* _Exercise directions_
Select lines where the word "keterampilan" appears.

Saved entries
<<<<

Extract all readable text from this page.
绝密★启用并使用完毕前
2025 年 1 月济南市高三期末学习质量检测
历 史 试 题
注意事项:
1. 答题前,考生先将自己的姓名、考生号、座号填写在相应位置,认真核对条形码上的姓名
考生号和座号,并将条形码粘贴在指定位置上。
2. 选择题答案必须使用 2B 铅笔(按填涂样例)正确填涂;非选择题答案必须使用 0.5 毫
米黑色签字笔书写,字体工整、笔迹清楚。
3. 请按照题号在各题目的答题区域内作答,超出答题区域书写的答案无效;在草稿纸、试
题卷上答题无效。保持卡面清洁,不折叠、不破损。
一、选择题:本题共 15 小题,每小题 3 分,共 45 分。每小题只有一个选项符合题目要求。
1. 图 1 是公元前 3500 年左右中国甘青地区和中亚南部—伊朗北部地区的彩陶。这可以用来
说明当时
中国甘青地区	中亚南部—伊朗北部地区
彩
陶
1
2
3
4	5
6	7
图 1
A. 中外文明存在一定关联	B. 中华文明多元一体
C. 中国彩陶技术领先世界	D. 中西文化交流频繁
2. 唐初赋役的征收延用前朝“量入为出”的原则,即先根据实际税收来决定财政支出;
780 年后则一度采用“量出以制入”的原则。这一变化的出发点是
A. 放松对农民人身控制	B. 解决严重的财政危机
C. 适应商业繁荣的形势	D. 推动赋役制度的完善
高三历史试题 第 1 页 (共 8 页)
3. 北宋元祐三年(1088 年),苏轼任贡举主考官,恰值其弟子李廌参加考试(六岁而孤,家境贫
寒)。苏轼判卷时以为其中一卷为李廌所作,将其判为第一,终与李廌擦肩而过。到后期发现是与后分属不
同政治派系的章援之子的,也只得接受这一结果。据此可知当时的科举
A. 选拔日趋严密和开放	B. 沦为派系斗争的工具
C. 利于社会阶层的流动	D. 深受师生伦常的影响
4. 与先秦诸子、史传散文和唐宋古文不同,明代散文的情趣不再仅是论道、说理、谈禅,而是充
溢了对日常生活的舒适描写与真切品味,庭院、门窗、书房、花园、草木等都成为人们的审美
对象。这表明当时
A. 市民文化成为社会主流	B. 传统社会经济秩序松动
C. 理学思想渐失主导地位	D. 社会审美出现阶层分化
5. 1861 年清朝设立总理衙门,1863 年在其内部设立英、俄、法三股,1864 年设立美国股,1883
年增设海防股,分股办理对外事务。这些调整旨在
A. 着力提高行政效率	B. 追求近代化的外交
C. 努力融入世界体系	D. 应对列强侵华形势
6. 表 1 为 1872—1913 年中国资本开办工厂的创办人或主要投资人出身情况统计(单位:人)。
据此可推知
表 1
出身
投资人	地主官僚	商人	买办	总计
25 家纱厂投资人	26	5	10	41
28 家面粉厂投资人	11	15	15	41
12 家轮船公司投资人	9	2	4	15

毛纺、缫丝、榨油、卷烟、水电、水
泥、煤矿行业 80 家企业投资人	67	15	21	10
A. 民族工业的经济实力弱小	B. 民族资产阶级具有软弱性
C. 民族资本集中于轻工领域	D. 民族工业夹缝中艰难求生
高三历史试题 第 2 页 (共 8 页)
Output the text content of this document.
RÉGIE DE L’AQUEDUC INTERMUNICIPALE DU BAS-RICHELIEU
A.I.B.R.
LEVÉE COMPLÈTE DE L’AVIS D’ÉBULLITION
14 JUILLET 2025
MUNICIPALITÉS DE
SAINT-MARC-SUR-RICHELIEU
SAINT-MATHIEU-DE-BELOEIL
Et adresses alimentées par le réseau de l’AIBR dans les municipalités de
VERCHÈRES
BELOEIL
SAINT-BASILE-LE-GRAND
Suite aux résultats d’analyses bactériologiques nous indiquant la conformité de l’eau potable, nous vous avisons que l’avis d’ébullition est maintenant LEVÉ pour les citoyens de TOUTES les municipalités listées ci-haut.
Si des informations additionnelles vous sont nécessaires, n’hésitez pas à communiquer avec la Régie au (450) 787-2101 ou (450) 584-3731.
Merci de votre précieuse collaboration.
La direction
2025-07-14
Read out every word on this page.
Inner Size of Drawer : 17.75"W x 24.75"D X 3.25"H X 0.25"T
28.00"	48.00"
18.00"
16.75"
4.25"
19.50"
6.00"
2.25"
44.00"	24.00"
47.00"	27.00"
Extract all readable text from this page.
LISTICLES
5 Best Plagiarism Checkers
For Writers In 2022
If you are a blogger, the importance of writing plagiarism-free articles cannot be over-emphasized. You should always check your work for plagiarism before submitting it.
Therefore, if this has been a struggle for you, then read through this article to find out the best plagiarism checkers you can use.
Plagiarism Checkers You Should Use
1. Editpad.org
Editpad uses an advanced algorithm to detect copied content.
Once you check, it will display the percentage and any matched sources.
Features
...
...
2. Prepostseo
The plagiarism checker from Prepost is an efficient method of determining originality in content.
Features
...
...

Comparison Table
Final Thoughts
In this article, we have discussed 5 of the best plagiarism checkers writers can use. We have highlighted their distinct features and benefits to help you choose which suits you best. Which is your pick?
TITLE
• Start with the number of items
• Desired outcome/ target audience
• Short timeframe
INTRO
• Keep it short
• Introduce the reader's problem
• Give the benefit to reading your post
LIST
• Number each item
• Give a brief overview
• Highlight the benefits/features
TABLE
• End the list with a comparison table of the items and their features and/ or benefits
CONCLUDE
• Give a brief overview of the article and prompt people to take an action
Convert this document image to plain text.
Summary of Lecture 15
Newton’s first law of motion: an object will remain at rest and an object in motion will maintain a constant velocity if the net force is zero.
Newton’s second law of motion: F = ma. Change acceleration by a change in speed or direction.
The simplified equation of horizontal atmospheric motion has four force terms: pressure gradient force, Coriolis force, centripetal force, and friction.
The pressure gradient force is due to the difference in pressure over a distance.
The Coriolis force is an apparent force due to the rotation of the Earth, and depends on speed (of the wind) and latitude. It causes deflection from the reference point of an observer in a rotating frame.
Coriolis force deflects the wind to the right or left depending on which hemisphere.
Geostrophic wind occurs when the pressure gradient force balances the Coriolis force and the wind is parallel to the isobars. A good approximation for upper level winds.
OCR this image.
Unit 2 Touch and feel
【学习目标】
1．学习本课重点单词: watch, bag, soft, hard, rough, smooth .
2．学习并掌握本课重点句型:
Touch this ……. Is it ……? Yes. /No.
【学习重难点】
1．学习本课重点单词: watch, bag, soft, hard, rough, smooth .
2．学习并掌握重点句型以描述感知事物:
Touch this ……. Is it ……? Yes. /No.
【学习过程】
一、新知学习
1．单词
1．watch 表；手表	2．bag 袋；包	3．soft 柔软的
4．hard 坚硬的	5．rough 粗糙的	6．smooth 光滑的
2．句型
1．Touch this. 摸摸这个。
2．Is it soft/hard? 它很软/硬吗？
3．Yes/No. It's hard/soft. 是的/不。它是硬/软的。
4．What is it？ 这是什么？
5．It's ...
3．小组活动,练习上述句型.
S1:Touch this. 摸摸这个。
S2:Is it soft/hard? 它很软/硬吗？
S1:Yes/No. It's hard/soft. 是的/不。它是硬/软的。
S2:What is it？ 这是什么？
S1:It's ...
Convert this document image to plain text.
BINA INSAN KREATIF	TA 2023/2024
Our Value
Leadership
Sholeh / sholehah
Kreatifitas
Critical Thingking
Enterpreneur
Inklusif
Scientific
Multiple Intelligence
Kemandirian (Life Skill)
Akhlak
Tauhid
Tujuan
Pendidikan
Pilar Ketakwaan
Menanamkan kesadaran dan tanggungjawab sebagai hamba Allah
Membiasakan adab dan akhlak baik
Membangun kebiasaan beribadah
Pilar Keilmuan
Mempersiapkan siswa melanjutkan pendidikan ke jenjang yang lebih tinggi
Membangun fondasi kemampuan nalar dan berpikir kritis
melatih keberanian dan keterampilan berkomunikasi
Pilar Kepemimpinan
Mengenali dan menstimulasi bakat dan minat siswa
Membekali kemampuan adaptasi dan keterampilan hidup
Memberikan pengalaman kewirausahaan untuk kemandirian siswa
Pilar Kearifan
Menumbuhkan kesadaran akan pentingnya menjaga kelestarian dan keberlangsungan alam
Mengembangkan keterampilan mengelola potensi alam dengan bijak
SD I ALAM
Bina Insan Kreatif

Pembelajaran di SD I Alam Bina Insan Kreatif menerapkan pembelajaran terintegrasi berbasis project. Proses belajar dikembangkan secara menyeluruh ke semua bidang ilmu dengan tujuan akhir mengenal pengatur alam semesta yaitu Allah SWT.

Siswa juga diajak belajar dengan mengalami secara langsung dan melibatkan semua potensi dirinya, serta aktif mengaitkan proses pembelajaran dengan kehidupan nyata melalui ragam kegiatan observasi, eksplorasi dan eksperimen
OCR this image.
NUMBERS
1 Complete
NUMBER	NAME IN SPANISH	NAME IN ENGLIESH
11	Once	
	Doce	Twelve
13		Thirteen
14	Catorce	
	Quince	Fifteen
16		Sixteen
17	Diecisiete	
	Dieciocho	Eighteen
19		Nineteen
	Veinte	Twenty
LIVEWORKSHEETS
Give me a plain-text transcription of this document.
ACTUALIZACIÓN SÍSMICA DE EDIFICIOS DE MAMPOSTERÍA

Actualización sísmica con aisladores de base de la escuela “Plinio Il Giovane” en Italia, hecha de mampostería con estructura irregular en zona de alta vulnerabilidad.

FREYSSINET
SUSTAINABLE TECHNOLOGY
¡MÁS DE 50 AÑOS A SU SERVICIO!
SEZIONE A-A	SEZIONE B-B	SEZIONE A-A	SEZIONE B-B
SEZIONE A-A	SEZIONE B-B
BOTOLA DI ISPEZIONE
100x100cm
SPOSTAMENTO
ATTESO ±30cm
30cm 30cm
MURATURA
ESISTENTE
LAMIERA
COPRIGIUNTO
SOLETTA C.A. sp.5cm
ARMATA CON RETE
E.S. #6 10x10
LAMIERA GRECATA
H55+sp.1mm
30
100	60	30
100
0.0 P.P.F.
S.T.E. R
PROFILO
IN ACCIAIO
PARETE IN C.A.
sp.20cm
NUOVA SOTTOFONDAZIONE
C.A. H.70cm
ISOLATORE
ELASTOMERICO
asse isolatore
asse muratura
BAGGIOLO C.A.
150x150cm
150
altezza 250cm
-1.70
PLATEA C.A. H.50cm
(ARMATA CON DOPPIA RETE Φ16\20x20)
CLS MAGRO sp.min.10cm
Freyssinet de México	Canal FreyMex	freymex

>>>>

* _Reply to the exercise_
melatih keberanian dan keterampilan berkomunikasi
Membekali kemampuan adaptasi dan keterampilan hidup
Mengembangkan keterampilan mengelola potensi alam dengan bijak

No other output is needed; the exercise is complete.